Boxed element entries
------------------------------------------------------------------------

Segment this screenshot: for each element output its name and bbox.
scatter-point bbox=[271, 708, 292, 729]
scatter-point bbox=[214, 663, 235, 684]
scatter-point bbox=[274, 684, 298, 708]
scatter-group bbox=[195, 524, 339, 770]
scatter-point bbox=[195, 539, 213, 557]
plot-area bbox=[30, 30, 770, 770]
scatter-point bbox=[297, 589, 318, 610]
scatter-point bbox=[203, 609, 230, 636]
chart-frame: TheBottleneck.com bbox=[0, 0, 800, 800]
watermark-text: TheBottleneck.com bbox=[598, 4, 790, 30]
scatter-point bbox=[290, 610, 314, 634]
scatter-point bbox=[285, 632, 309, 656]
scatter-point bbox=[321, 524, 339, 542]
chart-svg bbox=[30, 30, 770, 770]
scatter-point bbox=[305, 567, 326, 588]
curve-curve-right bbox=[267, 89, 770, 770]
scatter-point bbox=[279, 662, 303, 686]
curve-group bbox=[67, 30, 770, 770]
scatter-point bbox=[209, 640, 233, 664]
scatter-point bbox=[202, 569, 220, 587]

------------------------------------------------------------------------

Count the lines in the items above that contain the string "group", and reply with the number only.

**WRITTEN RESPONSE**.
2